Start

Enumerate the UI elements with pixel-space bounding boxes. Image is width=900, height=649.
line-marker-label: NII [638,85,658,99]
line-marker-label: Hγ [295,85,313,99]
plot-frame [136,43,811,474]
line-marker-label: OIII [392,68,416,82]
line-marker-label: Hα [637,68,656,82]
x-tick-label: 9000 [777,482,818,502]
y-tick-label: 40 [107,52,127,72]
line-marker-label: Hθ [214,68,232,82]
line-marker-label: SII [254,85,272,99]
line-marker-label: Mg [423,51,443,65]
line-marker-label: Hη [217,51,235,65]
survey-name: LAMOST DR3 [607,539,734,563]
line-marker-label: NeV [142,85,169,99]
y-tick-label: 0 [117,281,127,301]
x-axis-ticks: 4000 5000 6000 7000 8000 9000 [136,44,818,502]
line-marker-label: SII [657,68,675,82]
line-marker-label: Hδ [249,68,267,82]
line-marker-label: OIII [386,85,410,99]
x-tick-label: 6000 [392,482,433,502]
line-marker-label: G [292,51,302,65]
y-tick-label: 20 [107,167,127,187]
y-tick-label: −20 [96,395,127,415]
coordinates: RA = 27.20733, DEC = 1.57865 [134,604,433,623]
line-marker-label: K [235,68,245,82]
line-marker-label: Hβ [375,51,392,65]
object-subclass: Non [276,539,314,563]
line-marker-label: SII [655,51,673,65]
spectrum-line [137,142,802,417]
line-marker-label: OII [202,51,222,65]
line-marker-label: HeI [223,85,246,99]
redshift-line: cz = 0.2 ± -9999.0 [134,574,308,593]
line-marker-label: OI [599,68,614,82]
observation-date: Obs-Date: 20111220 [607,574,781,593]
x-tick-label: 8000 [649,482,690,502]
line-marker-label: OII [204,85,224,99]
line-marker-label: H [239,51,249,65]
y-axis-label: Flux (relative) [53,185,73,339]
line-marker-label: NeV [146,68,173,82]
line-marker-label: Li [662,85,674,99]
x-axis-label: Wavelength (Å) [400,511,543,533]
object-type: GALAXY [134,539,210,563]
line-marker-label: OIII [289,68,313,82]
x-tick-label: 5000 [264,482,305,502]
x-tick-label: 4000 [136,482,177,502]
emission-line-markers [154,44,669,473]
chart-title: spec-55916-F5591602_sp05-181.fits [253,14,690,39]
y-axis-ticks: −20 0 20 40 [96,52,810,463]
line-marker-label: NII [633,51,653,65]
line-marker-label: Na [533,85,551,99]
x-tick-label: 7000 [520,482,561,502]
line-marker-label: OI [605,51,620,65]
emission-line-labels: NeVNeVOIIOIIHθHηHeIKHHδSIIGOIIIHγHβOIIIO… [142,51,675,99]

End

What you will do:
Transcribe everything from the start of the items down to the line containing "line-marker-label: OII [202,51,222,65]", both ends included, reproducing each line exactly.

Task result:
Enumerate the UI elements with pixel-space bounding boxes. Image is width=900, height=649.
line-marker-label: NII [638,85,658,99]
line-marker-label: Hγ [295,85,313,99]
plot-frame [136,43,811,474]
line-marker-label: OIII [392,68,416,82]
line-marker-label: Hα [637,68,656,82]
x-tick-label: 9000 [777,482,818,502]
y-tick-label: 40 [107,52,127,72]
line-marker-label: Hθ [214,68,232,82]
line-marker-label: SII [254,85,272,99]
line-marker-label: Mg [423,51,443,65]
line-marker-label: Hη [217,51,235,65]
survey-name: LAMOST DR3 [607,539,734,563]
line-marker-label: NeV [142,85,169,99]
y-tick-label: 0 [117,281,127,301]
x-axis-ticks: 4000 5000 6000 7000 8000 9000 [136,44,818,502]
line-marker-label: SII [657,68,675,82]
line-marker-label: Hδ [249,68,267,82]
line-marker-label: OIII [386,85,410,99]
x-tick-label: 6000 [392,482,433,502]
line-marker-label: G [292,51,302,65]
y-tick-label: 20 [107,167,127,187]
y-tick-label: −20 [96,395,127,415]
coordinates: RA = 27.20733, DEC = 1.57865 [134,604,433,623]
line-marker-label: K [235,68,245,82]
line-marker-label: Hβ [375,51,392,65]
object-subclass: Non [276,539,314,563]
line-marker-label: SII [655,51,673,65]
spectrum-line [137,142,802,417]
line-marker-label: OII [202,51,222,65]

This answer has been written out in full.